# Directive:
Gather every line that includes the word "Trotter", please.

# Collection entries:
[START]

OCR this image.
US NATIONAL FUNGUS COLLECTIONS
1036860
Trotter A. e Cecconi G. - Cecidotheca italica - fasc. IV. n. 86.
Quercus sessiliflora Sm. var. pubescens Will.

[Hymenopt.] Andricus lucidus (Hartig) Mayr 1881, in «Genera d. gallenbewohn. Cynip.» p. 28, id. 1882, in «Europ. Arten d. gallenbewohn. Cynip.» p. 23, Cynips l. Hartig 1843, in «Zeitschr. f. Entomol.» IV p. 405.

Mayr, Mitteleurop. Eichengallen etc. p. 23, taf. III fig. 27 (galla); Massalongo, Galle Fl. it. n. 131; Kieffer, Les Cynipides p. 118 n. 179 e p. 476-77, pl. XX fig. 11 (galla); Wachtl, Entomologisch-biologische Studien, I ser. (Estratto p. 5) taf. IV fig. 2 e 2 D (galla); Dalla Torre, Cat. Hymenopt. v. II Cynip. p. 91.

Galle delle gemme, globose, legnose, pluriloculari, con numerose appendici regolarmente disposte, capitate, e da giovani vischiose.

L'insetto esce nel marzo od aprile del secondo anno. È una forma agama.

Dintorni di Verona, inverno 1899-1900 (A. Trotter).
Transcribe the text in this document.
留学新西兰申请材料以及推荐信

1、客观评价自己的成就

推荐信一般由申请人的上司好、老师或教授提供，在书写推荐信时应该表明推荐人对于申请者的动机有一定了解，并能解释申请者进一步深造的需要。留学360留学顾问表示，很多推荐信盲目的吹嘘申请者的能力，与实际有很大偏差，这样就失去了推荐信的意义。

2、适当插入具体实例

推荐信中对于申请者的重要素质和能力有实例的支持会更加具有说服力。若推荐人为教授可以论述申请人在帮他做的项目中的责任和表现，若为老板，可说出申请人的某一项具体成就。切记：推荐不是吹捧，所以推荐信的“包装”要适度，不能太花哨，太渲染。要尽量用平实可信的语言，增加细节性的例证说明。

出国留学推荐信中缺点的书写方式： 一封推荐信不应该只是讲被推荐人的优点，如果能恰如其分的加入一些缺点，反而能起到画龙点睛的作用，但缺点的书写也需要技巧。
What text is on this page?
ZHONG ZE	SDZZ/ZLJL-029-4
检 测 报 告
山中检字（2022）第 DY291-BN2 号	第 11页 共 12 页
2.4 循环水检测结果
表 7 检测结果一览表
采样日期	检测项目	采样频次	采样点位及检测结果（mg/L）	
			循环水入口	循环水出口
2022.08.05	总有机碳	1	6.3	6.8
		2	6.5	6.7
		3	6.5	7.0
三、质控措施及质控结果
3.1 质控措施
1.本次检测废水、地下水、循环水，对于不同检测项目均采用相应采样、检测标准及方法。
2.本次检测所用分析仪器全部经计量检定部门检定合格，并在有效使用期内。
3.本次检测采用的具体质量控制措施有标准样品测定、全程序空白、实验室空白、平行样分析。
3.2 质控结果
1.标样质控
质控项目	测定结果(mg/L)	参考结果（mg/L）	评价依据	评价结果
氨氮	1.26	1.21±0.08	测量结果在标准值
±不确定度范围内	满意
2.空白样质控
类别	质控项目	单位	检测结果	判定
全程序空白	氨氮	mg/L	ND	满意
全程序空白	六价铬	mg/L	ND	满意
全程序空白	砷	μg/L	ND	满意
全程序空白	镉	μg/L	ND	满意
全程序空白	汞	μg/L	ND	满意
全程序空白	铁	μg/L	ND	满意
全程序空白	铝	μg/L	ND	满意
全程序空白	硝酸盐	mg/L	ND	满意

[END]

# Written solution:
Trotter A. e Cecconi G. - Cecidotheca italica - fasc. IV. n. 86.
Dintorni di Verona, inverno 1899-1900 (A. Trotter).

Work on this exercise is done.